* Source records:
_ _ _
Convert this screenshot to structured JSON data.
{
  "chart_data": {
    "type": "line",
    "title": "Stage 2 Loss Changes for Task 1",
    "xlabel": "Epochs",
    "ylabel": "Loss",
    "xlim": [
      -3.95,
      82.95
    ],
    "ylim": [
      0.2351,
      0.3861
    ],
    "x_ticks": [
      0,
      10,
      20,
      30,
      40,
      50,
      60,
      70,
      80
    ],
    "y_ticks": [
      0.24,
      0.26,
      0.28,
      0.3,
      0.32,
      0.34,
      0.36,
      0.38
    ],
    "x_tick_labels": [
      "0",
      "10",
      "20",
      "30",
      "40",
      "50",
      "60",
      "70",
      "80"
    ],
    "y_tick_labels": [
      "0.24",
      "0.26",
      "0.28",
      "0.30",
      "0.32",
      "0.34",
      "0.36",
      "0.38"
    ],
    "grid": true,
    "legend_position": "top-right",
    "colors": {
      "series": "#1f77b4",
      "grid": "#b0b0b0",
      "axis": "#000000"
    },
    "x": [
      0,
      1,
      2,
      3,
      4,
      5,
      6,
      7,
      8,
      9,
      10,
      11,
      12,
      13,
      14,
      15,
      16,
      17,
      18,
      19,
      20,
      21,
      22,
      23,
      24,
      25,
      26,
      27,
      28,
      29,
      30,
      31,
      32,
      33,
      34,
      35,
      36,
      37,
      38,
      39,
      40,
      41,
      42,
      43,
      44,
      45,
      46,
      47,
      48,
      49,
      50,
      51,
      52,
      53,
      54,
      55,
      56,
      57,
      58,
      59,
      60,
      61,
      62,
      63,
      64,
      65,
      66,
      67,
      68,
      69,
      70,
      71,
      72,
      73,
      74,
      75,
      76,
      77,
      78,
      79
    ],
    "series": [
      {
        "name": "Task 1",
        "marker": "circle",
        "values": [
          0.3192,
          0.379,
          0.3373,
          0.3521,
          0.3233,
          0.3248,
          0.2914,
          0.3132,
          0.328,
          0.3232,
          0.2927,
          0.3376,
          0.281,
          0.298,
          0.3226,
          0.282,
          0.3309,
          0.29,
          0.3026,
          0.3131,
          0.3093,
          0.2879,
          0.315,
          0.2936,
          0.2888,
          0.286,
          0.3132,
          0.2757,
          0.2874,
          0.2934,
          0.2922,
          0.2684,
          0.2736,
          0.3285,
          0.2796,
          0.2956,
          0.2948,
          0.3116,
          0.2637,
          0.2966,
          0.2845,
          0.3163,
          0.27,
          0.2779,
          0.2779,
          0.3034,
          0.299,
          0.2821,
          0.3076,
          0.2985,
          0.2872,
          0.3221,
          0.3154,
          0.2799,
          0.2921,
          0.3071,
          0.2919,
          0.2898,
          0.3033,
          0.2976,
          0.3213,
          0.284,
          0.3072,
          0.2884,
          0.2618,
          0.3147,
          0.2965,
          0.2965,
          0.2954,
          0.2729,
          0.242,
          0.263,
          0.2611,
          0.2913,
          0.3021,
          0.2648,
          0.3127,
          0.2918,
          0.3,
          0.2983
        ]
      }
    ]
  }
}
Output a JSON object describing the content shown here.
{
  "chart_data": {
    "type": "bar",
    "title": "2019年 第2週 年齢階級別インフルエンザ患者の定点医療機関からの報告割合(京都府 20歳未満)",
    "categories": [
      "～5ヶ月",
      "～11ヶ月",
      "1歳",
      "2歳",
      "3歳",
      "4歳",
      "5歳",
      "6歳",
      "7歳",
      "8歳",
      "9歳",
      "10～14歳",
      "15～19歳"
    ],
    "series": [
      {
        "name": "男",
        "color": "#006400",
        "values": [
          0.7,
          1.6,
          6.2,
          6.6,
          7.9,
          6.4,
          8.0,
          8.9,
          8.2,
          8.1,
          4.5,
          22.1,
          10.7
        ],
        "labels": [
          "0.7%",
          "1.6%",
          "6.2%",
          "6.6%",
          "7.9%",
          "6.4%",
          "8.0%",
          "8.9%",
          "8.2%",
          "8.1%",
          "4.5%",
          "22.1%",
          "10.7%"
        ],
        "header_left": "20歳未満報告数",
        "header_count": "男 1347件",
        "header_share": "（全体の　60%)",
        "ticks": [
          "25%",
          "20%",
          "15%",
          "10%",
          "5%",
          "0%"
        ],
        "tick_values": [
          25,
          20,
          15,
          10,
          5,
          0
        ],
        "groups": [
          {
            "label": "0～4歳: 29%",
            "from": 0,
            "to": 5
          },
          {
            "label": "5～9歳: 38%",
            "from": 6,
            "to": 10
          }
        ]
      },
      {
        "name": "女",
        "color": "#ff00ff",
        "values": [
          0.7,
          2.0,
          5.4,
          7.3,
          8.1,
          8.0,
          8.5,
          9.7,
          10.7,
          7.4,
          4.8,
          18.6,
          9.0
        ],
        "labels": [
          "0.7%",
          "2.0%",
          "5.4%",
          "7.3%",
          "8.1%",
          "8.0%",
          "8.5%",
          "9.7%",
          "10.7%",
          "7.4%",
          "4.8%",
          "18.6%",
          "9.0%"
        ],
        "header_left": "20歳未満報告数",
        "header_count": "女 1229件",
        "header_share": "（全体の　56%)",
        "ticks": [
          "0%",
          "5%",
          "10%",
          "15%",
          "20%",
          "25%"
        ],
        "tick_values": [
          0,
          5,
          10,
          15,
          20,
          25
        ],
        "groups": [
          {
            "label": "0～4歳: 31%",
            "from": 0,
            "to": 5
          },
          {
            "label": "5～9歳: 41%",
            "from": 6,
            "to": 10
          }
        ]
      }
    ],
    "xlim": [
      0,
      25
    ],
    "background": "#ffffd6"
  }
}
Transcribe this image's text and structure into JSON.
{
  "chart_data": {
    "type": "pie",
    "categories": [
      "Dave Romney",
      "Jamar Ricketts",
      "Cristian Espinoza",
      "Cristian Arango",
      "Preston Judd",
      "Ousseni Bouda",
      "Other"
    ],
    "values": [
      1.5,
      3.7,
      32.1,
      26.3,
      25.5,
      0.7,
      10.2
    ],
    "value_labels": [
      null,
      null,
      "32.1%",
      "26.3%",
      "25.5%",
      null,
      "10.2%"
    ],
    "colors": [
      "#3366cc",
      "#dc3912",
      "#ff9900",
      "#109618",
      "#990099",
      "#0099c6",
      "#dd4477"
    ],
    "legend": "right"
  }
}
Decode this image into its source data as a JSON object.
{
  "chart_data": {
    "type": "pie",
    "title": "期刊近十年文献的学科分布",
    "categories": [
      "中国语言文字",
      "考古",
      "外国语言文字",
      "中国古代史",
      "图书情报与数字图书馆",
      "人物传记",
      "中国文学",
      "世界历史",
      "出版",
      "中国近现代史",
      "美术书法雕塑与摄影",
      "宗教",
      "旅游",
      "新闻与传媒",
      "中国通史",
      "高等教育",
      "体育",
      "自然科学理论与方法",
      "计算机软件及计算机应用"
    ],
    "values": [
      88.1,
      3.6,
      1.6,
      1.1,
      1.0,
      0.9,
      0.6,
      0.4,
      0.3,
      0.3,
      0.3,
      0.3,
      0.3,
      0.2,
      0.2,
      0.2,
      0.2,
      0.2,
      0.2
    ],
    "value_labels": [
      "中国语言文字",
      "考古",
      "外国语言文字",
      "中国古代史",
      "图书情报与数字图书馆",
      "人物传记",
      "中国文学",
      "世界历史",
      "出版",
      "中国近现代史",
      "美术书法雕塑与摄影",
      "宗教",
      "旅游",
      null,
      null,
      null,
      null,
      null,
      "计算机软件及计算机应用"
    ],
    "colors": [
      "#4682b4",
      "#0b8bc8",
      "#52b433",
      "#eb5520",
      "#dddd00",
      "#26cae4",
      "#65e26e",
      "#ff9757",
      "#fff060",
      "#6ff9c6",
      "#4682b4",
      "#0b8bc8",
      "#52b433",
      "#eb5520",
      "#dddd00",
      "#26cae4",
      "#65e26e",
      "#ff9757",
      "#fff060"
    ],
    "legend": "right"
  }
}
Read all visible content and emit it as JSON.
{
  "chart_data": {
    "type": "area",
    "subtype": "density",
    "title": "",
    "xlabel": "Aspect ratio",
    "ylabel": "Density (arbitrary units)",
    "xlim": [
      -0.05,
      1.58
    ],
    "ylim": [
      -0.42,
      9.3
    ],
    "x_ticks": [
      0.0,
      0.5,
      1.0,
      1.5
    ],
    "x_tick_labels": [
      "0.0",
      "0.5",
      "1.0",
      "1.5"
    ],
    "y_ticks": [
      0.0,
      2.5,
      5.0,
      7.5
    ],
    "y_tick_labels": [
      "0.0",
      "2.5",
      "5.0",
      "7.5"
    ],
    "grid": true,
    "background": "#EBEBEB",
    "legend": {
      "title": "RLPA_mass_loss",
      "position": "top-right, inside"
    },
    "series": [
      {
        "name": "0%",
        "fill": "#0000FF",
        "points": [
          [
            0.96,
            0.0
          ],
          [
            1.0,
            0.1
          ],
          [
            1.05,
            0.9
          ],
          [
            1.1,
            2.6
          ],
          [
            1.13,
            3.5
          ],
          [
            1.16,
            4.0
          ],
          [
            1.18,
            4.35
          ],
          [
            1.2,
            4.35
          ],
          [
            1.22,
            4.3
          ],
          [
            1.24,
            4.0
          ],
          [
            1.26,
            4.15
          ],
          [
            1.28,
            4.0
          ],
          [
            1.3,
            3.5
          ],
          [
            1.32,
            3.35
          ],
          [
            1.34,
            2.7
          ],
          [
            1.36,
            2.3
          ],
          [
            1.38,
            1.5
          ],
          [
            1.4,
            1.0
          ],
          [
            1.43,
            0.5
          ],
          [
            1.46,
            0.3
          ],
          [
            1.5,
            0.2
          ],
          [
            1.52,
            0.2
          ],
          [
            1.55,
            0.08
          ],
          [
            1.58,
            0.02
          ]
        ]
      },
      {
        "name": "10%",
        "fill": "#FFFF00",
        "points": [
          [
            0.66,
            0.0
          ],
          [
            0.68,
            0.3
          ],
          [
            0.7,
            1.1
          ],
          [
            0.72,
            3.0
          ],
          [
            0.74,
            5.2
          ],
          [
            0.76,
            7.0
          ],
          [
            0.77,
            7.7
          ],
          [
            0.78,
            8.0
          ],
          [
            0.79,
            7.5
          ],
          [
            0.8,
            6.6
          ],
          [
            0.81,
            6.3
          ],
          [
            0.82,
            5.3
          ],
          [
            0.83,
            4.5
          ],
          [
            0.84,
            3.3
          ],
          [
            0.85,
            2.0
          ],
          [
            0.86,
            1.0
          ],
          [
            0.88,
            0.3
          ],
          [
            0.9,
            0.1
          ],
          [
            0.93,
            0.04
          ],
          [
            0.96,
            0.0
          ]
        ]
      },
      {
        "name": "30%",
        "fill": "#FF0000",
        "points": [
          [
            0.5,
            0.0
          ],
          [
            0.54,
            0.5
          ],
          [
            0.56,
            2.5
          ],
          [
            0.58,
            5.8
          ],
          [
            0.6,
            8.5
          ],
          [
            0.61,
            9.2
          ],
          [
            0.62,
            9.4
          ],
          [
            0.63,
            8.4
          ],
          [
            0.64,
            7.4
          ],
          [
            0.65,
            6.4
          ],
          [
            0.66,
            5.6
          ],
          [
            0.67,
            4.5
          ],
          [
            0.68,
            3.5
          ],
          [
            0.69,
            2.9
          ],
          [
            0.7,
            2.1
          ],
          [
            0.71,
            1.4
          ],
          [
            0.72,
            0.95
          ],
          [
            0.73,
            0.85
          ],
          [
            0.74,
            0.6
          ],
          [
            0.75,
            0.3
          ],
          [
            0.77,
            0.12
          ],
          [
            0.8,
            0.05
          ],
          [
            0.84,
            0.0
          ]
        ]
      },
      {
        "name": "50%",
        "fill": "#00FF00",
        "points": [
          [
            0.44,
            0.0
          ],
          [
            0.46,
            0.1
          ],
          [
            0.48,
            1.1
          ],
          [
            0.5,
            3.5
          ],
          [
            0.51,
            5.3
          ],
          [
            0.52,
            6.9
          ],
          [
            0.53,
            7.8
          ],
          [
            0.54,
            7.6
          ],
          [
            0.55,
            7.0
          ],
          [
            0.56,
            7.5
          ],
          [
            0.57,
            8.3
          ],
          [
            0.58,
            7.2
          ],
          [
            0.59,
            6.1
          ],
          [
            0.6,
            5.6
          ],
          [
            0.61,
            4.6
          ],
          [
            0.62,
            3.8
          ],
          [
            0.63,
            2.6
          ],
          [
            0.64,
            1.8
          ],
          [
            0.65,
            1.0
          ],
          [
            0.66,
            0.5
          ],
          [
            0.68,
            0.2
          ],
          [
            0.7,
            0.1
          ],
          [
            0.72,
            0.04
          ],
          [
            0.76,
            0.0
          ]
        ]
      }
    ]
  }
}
_ _ _
* Direction: Find the lines containing "right" and list every one of them.

* Solution to this problem:
    "legend_position": "top-right",
    "legend": "right"
    "legend": "right"
      "position": "top-right, inside"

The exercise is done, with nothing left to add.